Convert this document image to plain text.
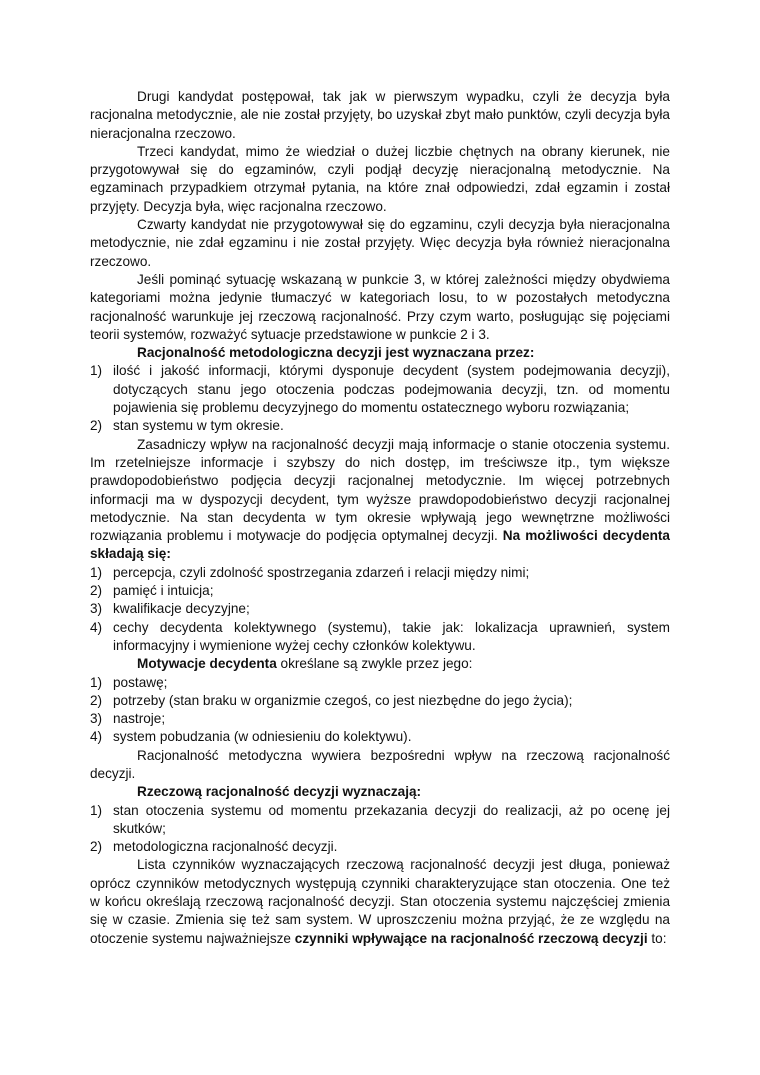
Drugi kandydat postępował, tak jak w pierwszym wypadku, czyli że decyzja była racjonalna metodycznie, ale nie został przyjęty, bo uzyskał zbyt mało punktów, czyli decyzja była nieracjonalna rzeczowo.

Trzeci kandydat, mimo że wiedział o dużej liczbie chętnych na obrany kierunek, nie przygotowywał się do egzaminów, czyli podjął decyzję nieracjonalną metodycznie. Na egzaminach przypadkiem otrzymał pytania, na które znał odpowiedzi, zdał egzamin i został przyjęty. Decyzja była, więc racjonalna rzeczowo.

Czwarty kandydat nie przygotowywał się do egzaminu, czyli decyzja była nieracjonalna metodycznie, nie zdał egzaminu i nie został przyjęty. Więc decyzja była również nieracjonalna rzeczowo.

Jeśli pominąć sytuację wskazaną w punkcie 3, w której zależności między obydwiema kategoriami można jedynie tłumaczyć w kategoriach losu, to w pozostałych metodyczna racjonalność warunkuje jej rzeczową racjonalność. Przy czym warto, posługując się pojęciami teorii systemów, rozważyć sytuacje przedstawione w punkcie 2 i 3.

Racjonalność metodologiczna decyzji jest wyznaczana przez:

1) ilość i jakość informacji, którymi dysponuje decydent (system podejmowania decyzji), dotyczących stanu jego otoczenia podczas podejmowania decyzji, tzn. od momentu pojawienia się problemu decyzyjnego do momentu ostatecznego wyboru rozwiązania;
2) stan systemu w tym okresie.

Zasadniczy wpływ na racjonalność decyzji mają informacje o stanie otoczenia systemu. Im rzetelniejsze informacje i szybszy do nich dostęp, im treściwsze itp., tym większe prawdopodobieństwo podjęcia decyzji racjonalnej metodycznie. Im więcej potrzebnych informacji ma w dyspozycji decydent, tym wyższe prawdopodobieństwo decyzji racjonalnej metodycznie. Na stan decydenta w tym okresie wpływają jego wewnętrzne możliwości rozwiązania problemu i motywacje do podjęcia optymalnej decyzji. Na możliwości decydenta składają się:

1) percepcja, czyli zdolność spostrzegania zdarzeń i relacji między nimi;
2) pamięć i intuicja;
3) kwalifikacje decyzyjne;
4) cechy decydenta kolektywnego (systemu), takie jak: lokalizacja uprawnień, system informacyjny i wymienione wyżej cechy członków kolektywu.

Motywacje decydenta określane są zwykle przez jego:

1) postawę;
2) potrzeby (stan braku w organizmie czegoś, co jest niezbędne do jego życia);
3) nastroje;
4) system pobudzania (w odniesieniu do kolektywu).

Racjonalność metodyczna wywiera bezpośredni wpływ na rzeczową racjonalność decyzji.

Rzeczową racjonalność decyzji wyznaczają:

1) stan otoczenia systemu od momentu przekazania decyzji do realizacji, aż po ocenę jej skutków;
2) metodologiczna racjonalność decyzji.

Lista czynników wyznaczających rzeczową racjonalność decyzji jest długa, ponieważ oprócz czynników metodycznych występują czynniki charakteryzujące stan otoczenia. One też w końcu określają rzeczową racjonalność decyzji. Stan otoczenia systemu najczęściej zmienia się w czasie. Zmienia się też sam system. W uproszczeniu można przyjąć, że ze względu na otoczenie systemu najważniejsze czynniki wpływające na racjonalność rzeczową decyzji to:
...
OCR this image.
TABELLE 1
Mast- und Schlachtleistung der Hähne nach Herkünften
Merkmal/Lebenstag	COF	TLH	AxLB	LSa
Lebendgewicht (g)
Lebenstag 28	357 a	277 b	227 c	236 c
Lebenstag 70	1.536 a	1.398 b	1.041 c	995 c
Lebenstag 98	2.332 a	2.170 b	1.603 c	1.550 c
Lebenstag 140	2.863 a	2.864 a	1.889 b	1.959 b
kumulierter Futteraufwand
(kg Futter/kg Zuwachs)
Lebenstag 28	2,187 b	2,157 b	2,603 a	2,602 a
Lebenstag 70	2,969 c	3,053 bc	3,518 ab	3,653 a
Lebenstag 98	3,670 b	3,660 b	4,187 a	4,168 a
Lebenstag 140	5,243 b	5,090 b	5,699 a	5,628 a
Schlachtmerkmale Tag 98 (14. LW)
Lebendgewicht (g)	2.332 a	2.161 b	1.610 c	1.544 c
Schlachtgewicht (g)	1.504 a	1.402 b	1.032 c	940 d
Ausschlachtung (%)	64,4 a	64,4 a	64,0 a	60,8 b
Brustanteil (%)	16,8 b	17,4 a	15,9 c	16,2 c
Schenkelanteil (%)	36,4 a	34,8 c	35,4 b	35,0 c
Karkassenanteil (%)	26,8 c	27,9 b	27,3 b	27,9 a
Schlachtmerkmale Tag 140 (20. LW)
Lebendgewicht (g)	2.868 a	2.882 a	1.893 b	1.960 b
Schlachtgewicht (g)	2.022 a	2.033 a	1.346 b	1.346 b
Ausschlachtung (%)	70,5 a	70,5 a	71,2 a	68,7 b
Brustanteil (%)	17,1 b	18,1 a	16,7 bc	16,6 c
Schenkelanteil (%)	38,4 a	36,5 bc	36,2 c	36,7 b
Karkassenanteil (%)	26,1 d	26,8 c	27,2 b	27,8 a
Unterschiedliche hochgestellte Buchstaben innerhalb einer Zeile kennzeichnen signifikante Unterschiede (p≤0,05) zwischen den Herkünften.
--
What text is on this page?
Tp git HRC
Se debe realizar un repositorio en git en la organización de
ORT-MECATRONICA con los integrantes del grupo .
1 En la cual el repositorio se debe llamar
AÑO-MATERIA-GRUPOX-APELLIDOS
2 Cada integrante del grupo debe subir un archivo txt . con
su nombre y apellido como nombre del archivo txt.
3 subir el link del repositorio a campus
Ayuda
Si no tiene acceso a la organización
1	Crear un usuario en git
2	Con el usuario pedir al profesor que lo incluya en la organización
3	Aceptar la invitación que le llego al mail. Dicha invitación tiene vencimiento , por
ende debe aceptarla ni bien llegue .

(What the exercise asks): Check the data for the word "organización" and pull out the lines that have it.

(Written response):
Se debe realizar un repositorio en git en la organización de
Si no tiene acceso a la organización
2	Con el usuario pedir al profesor que lo incluya en la organización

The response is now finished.